### Written exercise
Report how many lines below contain the word "upper", and give only that number.

### Dataset extract
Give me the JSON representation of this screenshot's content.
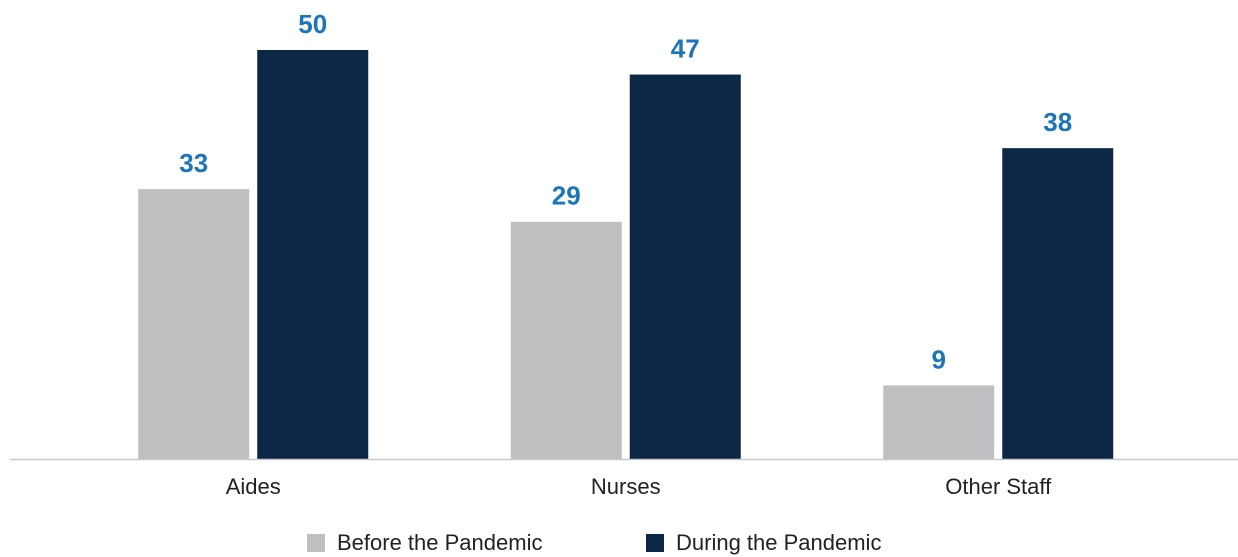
{
  "chart_data": {
    "type": "bar",
    "categories": [
      "Aides",
      "Nurses",
      "Other Staff"
    ],
    "series": [
      {
        "name": "Before the Pandemic",
        "color": "#bfc0c2",
        "values": [
          33,
          29,
          9
        ]
      },
      {
        "name": "During the Pandemic",
        "color": "#0d2846",
        "values": [
          50,
          47,
          38
        ]
      }
    ],
    "ylim": [
      0,
      50
    ],
    "value_label_color": "#1b75b9"
  }
}
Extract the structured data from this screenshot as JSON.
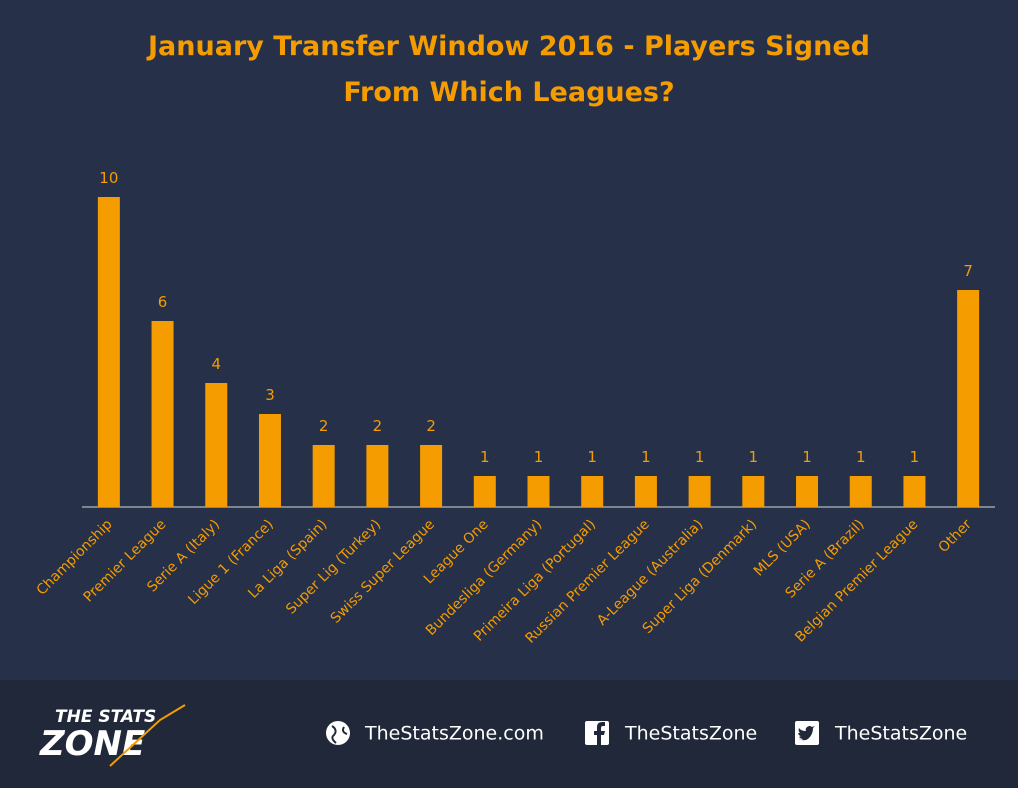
{
  "chart_data": {
    "type": "bar",
    "title": "January Transfer Window 2016 - Players Signed From Which Leagues?",
    "categories": [
      "Championship",
      "Premier League",
      "Serie A (Italy)",
      "Ligue 1 (France)",
      "La Liga (Spain)",
      "Super Lig (Turkey)",
      "Swiss Super League",
      "League One",
      "Bundesliga (Germany)",
      "Primeira Liga (Portugal)",
      "Russian Premier League",
      "A-League (Australia)",
      "Super Liga (Denmark)",
      "MLS (USA)",
      "Serie A (Brazil)",
      "Belgian Premier League",
      "Other"
    ],
    "values": [
      10,
      6,
      4,
      3,
      2,
      2,
      2,
      1,
      1,
      1,
      1,
      1,
      1,
      1,
      1,
      1,
      7
    ],
    "color": "#f59c00"
  },
  "footer": {
    "logo_top": "THE STATS",
    "logo_bottom": "ZONE",
    "website": "TheStatsZone.com",
    "facebook": "TheStatsZone",
    "twitter": "TheStatsZone"
  }
}
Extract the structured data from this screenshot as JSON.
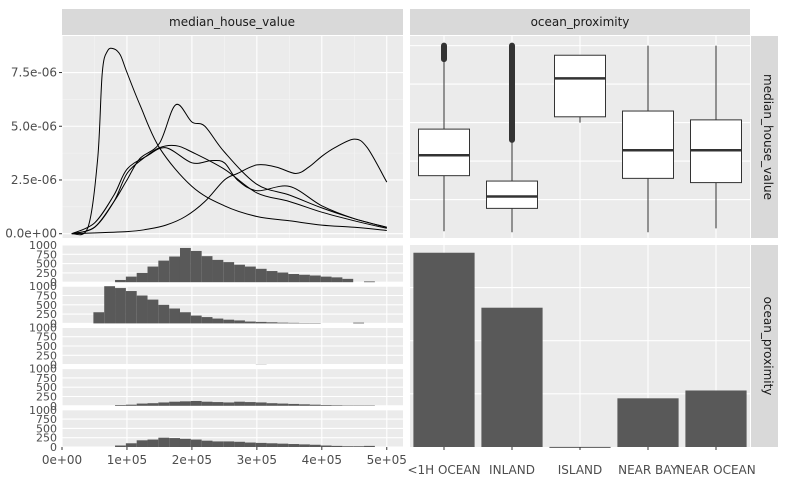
{
  "chart_data": {
    "type": "pairs-matrix",
    "variables": [
      "median_house_value",
      "ocean_proximity"
    ],
    "categories": [
      "<1H OCEAN",
      "INLAND",
      "ISLAND",
      "NEAR BAY",
      "NEAR OCEAN"
    ],
    "colors": {
      "panel_bg": "#ebebeb",
      "strip_bg": "#d9d9d9",
      "grid_major": "#ffffff",
      "mark_fill": "#595959",
      "line": "#000000"
    },
    "density_panel": {
      "type": "line",
      "xlim": [
        0,
        525000
      ],
      "ylim": [
        -2e-07,
        9.2e-06
      ],
      "y_ticks": [
        0,
        2.5e-06,
        5e-06,
        7.5e-06
      ],
      "y_tick_labels": [
        "0.0e+00",
        "2.5e-06",
        "5.0e-06",
        "7.5e-06"
      ],
      "series": [
        {
          "x": [
            15000,
            40000,
            55000,
            62000,
            70000,
            80000,
            90000,
            100000,
            120000,
            150000,
            200000,
            250000,
            300000,
            350000,
            400000,
            450000,
            500000
          ],
          "y": [
            0,
            3e-07,
            3.5e-06,
            7.5e-06,
            8.5e-06,
            8.6e-06,
            8.3e-06,
            7.5e-06,
            6e-06,
            4e-06,
            2.2e-06,
            1.3e-06,
            8e-07,
            6e-07,
            4e-07,
            3e-07,
            1.5e-07
          ]
        },
        {
          "x": [
            15000,
            50000,
            80000,
            100000,
            120000,
            150000,
            175000,
            200000,
            220000,
            250000,
            300000,
            350000,
            400000,
            450000,
            500000
          ],
          "y": [
            0,
            3e-07,
            1.5e-06,
            2.5e-06,
            3.5e-06,
            4.2e-06,
            6e-06,
            5.2e-06,
            5e-06,
            3.8e-06,
            2.3e-06,
            1.8e-06,
            1.2e-06,
            7e-07,
            3e-07
          ]
        },
        {
          "x": [
            15000,
            50000,
            80000,
            100000,
            125000,
            150000,
            175000,
            200000,
            250000,
            300000,
            350000,
            400000,
            450000,
            500000
          ],
          "y": [
            0,
            3e-07,
            1.5e-06,
            2.8e-06,
            3.5e-06,
            4e-06,
            4.1e-06,
            3.8e-06,
            3e-06,
            1.9e-06,
            1.5e-06,
            1e-06,
            6e-07,
            2.5e-07
          ]
        },
        {
          "x": [
            15000,
            50000,
            80000,
            100000,
            130000,
            160000,
            200000,
            230000,
            250000,
            270000,
            300000,
            350000,
            400000,
            450000,
            500000
          ],
          "y": [
            0,
            5e-07,
            1.8e-06,
            3e-06,
            3.6e-06,
            4e-06,
            3.3e-06,
            3.4e-06,
            3.3e-06,
            2.5e-06,
            2e-06,
            2.2e-06,
            1.3e-06,
            7e-07,
            3e-07
          ]
        },
        {
          "x": [
            15000,
            100000,
            130000,
            160000,
            190000,
            220000,
            250000,
            270000,
            300000,
            330000,
            360000,
            380000,
            400000,
            420000,
            450000,
            470000,
            500000
          ],
          "y": [
            0,
            1e-07,
            2e-07,
            4e-07,
            8e-07,
            1.5e-06,
            2.5e-06,
            2.8e-06,
            3.2e-06,
            3.1e-06,
            2.8e-06,
            3.1e-06,
            3.6e-06,
            4e-06,
            4.4e-06,
            4e-06,
            2.4e-06
          ]
        }
      ]
    },
    "boxplot_panel": {
      "type": "boxplot",
      "orientation": "vertical",
      "ylim": [
        0,
        525000
      ],
      "boxes": [
        {
          "category": "<1H OCEAN",
          "lower": 17500,
          "q1": 162000,
          "median": 215000,
          "q3": 283000,
          "upper": 465000,
          "outliers_from": 465000,
          "outliers_to": 500001
        },
        {
          "category": "INLAND",
          "lower": 15000,
          "q1": 77000,
          "median": 108000,
          "q3": 148000,
          "upper": 255000,
          "outliers_from": 255000,
          "outliers_to": 500001
        },
        {
          "category": "ISLAND",
          "lower": 300000,
          "q1": 315000,
          "median": 415000,
          "q3": 475000,
          "upper": 475000,
          "outliers_from": null,
          "outliers_to": null
        },
        {
          "category": "NEAR BAY",
          "lower": 15000,
          "q1": 155000,
          "median": 228000,
          "q3": 330000,
          "upper": 500001,
          "outliers_from": null,
          "outliers_to": null
        },
        {
          "category": "NEAR OCEAN",
          "lower": 25000,
          "q1": 144000,
          "median": 228000,
          "q3": 307000,
          "upper": 500001,
          "outliers_from": null,
          "outliers_to": null
        }
      ]
    },
    "histogram_panel": {
      "type": "bar",
      "xlim": [
        0,
        525000
      ],
      "x_ticks": [
        0,
        100000,
        200000,
        300000,
        400000,
        500000
      ],
      "x_tick_labels": [
        "0e+00",
        "1e+05",
        "2e+05",
        "3e+05",
        "4e+05",
        "5e+05"
      ],
      "ylim": [
        0,
        1000
      ],
      "y_ticks": [
        0,
        250,
        500,
        750,
        1000
      ],
      "y_tick_labels": [
        "0",
        "250",
        "500",
        "750",
        "1000"
      ],
      "bin_width": 16667,
      "bins_start": 15000,
      "rows": [
        {
          "category": "<1H OCEAN",
          "counts": [
            0,
            0,
            0,
            0,
            60,
            150,
            250,
            420,
            580,
            690,
            920,
            840,
            700,
            600,
            540,
            470,
            420,
            360,
            300,
            260,
            220,
            200,
            180,
            150,
            130,
            90,
            0,
            20
          ]
        },
        {
          "category": "INLAND",
          "counts": [
            0,
            0,
            300,
            1000,
            950,
            870,
            750,
            640,
            500,
            400,
            300,
            210,
            170,
            130,
            100,
            80,
            50,
            40,
            30,
            20,
            15,
            10,
            10,
            0,
            0,
            0,
            20,
            0
          ]
        },
        {
          "category": "ISLAND",
          "counts": [
            0,
            0,
            0,
            0,
            0,
            0,
            0,
            0,
            0,
            0,
            0,
            0,
            0,
            0,
            0,
            0,
            0,
            5,
            0,
            0,
            0,
            0,
            0,
            0,
            0,
            0,
            0,
            0
          ]
        },
        {
          "category": "NEAR BAY",
          "counts": [
            0,
            0,
            0,
            0,
            20,
            30,
            60,
            70,
            90,
            110,
            120,
            130,
            110,
            100,
            90,
            110,
            100,
            90,
            70,
            60,
            50,
            40,
            30,
            20,
            15,
            10,
            10,
            10
          ]
        },
        {
          "category": "NEAR OCEAN",
          "counts": [
            0,
            0,
            0,
            0,
            40,
            100,
            180,
            200,
            250,
            240,
            220,
            200,
            170,
            150,
            150,
            140,
            120,
            110,
            100,
            90,
            80,
            70,
            60,
            40,
            30,
            20,
            20,
            30
          ]
        }
      ]
    },
    "count_panel": {
      "type": "bar",
      "ylim": [
        0,
        9500
      ],
      "values": [
        9136,
        6551,
        5,
        2290,
        2658
      ]
    }
  }
}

### Response to this exercise
5